## Given instruction:
Copy each line of the data below with the word "Europy".

## Supplied entries:
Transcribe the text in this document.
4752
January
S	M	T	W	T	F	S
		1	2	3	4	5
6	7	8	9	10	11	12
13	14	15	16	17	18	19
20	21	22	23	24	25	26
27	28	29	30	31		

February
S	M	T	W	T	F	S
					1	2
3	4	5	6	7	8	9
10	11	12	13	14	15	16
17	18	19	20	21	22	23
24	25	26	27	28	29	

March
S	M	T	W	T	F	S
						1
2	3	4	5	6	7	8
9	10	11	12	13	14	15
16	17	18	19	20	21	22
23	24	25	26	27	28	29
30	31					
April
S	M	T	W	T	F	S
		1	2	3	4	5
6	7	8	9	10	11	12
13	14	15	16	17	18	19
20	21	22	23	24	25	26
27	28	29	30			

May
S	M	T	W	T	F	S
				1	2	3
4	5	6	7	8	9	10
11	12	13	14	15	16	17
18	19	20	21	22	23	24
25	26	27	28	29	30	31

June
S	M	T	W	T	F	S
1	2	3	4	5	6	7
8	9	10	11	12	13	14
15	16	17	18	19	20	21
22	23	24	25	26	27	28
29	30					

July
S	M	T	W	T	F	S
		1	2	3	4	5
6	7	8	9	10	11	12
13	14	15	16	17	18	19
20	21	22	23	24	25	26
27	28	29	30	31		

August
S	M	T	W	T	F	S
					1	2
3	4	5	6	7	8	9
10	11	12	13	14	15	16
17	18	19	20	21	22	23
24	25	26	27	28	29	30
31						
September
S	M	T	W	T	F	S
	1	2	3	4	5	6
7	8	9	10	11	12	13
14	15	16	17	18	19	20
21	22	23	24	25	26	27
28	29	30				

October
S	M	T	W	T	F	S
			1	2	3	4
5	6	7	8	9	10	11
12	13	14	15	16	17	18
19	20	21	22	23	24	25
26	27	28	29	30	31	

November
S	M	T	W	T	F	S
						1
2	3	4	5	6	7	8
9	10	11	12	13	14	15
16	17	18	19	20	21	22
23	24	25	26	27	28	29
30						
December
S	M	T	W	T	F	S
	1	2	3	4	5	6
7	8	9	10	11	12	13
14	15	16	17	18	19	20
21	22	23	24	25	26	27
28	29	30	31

* * *

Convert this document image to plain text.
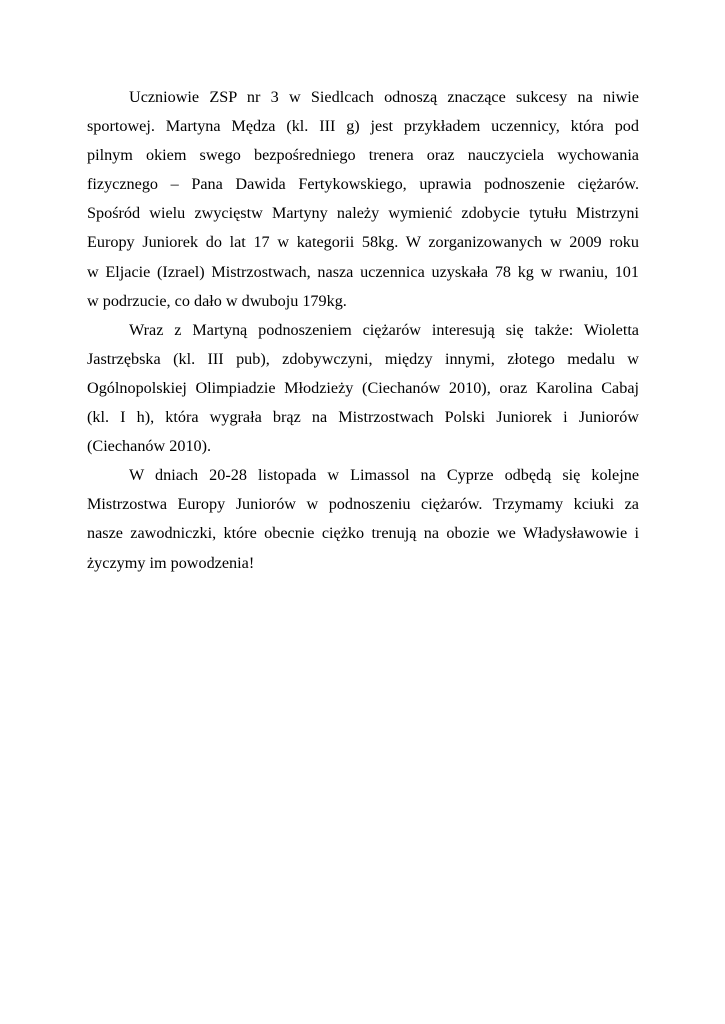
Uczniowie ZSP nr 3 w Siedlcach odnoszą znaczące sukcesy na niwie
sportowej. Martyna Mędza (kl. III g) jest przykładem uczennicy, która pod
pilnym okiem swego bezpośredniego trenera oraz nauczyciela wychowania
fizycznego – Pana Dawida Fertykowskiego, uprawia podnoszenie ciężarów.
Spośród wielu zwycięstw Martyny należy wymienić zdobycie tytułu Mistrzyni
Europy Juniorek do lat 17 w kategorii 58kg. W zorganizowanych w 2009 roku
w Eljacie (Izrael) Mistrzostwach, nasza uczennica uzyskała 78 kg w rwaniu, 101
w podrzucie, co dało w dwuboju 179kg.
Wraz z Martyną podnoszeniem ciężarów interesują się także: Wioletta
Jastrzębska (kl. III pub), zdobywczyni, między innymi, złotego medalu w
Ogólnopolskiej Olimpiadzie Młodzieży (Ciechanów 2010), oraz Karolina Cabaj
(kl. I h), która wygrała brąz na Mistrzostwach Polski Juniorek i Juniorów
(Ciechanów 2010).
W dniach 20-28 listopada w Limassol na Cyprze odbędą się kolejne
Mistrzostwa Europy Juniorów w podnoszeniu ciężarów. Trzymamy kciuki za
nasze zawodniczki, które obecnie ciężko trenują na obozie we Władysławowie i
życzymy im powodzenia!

## Correct answer:
Europy Juniorek do lat 17 w kategorii 58kg. W zorganizowanych w 2009 roku
Mistrzostwa Europy Juniorów w podnoszeniu ciężarów. Trzymamy kciuki za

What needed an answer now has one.